======== Data shown

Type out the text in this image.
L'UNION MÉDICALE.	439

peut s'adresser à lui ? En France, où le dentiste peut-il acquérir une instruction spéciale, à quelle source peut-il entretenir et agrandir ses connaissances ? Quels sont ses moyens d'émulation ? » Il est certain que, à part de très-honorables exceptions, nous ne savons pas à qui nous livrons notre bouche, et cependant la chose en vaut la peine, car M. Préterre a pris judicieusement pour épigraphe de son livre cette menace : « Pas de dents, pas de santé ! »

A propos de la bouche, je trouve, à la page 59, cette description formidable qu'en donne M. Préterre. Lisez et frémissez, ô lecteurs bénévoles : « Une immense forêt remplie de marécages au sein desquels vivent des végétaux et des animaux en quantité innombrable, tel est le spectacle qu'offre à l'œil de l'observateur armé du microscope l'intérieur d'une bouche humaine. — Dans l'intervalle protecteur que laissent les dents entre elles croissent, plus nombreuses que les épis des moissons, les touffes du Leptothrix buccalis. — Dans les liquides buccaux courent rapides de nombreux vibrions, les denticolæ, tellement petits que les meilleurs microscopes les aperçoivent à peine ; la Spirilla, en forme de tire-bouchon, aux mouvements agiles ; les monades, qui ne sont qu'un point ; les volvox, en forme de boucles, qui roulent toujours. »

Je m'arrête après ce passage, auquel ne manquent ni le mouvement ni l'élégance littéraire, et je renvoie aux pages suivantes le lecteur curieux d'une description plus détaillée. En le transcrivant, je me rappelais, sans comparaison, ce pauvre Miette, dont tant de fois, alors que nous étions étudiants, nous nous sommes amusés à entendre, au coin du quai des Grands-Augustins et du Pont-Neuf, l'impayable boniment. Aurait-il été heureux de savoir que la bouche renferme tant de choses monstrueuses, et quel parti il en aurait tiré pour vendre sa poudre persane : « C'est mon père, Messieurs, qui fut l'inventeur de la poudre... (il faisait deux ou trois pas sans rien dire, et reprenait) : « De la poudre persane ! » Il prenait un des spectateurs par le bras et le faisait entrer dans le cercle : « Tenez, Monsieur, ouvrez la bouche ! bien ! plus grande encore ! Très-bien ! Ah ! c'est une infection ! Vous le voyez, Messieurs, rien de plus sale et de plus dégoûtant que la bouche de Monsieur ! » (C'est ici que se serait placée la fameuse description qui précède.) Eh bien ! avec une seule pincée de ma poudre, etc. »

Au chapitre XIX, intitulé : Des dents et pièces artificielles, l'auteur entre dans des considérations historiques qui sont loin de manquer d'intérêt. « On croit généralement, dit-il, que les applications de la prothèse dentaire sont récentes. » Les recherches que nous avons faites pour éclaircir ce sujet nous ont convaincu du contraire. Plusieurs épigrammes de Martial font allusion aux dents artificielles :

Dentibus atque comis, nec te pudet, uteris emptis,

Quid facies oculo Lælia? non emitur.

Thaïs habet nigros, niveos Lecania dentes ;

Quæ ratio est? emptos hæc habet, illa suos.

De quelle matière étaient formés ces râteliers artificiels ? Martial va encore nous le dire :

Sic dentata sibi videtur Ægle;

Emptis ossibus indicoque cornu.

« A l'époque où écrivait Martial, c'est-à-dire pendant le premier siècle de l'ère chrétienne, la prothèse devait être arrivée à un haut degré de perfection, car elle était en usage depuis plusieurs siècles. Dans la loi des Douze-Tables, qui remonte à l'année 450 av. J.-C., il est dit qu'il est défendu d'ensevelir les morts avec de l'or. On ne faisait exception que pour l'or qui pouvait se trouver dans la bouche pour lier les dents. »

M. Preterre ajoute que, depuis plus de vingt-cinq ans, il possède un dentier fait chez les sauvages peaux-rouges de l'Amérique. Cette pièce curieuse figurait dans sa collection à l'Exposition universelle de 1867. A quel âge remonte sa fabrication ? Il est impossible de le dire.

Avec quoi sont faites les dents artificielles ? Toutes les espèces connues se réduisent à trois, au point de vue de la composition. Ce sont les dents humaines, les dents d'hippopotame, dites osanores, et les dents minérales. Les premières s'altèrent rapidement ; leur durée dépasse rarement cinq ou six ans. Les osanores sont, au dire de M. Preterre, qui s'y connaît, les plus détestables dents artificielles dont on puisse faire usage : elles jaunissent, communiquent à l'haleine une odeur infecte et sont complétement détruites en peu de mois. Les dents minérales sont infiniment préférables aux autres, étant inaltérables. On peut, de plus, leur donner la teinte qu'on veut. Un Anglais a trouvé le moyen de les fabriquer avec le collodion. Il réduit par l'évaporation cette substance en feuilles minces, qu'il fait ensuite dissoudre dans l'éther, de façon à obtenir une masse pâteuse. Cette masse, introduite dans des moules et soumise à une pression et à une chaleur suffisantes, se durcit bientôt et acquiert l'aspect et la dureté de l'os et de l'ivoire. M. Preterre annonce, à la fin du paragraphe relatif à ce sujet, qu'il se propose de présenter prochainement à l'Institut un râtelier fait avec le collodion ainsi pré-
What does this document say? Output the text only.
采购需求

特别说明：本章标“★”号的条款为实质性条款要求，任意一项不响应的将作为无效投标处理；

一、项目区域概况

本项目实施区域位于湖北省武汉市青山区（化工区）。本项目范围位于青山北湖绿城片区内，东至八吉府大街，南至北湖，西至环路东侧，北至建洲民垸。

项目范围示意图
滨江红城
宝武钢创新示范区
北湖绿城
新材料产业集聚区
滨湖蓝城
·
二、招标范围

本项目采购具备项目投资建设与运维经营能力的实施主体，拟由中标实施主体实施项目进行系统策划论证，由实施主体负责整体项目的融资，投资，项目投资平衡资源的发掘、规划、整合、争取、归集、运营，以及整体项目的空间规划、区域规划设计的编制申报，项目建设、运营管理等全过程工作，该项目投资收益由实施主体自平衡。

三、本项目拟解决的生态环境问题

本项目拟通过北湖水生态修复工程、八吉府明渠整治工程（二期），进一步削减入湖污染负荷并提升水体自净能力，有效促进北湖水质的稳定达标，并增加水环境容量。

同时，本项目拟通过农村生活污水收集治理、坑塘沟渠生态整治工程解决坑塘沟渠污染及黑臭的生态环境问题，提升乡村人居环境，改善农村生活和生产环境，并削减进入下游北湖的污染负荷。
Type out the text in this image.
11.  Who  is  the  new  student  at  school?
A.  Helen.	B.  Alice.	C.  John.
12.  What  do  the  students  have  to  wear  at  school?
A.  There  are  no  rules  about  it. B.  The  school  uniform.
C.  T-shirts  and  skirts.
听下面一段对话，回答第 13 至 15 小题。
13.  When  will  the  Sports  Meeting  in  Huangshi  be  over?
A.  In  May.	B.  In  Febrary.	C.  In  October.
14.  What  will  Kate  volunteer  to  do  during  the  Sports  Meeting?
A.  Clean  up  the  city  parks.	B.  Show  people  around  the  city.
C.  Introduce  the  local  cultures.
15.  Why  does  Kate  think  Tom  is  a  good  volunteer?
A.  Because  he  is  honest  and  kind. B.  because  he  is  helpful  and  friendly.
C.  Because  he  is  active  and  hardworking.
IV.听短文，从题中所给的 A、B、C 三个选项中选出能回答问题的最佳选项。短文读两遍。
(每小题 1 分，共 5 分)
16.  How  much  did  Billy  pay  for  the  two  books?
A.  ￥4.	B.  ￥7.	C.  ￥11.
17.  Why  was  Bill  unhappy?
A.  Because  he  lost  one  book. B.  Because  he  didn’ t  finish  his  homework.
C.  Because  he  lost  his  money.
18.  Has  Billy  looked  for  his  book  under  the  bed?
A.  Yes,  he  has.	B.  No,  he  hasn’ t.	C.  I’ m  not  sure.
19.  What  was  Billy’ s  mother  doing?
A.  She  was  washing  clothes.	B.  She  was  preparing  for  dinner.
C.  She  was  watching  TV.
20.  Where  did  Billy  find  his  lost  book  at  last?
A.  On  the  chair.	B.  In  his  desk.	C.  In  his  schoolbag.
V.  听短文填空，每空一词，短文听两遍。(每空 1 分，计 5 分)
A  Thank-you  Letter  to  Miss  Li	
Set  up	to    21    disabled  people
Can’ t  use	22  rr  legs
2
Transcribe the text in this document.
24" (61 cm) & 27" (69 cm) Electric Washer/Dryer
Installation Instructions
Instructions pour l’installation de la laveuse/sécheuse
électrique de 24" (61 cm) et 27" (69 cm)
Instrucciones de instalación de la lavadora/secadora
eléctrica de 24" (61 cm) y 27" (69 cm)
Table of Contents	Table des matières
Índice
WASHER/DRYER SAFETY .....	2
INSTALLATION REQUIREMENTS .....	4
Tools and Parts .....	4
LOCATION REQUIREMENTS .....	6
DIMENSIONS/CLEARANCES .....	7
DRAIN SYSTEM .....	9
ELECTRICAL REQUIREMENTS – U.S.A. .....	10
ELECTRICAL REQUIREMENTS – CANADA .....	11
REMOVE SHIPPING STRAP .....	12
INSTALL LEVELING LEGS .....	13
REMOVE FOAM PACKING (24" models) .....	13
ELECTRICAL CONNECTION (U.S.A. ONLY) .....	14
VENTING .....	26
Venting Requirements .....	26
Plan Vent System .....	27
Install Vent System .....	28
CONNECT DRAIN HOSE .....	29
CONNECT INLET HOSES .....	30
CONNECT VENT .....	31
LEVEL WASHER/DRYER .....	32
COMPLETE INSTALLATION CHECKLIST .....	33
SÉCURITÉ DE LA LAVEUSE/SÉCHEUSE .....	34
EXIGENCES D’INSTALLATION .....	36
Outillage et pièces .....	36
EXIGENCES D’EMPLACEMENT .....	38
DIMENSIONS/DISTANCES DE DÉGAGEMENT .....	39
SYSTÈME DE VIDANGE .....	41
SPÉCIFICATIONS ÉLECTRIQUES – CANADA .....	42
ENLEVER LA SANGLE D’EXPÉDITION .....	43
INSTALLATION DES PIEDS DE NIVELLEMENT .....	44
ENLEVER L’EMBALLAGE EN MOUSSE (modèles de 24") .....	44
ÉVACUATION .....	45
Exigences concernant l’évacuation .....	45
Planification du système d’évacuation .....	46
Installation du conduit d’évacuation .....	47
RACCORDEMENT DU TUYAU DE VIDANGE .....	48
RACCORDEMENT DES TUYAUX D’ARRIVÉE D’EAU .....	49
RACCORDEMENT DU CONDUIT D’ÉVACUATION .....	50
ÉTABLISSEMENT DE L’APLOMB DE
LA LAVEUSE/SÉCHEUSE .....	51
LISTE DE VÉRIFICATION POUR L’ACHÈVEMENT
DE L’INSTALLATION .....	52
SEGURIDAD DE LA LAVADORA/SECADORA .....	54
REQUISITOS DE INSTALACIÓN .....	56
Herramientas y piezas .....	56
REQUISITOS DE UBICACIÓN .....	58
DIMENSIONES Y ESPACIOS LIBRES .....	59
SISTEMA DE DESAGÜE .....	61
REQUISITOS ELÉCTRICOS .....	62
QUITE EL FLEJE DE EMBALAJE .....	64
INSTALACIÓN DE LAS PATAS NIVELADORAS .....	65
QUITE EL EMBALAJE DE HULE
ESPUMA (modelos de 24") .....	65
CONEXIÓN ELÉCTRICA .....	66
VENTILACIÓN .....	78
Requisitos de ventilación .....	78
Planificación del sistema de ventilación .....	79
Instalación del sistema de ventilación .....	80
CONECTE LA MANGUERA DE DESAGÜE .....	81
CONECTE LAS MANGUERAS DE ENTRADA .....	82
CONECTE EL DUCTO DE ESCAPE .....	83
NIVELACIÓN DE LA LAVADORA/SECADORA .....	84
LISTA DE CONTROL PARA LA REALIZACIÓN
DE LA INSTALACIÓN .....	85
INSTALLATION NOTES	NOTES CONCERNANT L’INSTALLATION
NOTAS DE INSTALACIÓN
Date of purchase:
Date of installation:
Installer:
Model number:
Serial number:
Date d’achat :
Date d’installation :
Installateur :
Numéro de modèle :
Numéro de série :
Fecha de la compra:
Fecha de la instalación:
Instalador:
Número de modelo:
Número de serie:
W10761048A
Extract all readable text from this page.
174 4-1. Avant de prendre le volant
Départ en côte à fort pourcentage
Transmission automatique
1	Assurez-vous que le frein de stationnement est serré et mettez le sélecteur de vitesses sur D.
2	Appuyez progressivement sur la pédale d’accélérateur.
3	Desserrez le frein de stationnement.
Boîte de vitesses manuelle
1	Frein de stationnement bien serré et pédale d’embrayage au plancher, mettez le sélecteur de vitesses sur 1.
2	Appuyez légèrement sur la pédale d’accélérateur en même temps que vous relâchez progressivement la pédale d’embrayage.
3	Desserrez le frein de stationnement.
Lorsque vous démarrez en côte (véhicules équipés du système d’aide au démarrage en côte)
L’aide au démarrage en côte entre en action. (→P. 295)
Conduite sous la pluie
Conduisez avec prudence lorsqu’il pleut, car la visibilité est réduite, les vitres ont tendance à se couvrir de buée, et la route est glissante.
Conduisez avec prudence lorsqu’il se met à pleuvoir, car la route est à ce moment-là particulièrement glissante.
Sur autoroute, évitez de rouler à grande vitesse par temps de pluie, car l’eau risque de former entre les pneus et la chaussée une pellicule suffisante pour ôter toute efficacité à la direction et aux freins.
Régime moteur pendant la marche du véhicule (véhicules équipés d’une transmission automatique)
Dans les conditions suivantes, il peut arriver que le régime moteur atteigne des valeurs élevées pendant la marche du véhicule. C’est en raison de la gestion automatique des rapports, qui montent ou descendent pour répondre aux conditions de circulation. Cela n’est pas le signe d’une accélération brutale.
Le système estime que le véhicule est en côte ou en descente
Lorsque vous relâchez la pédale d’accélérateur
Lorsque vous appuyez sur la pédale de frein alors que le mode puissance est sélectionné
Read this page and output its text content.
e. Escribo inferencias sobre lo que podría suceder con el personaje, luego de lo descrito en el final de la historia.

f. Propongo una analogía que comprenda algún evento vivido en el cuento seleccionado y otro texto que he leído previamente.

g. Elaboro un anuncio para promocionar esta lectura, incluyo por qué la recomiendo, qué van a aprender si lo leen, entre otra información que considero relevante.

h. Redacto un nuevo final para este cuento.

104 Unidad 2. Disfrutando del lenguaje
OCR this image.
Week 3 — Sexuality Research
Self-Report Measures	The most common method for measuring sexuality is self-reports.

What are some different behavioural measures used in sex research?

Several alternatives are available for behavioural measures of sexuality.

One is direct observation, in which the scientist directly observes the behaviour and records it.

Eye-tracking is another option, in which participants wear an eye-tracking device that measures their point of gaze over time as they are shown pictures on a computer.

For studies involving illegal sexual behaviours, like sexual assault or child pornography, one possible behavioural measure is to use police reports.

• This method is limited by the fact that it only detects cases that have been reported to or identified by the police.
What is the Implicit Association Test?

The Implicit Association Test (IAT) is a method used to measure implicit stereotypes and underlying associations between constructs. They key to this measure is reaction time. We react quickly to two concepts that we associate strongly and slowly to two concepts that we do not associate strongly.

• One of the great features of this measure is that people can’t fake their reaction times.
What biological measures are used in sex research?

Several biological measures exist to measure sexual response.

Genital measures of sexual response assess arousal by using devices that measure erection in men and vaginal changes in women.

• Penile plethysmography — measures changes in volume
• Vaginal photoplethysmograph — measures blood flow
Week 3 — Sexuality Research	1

================

Lines holding the word "équipés" in the entries above are the ones to pull out. Copy them all.

Lorsque vous démarrez en côte (véhicules équipés du système d’aide au démarrage en côte)
Régime moteur pendant la marche du véhicule (véhicules équipés d’une transmission automatique)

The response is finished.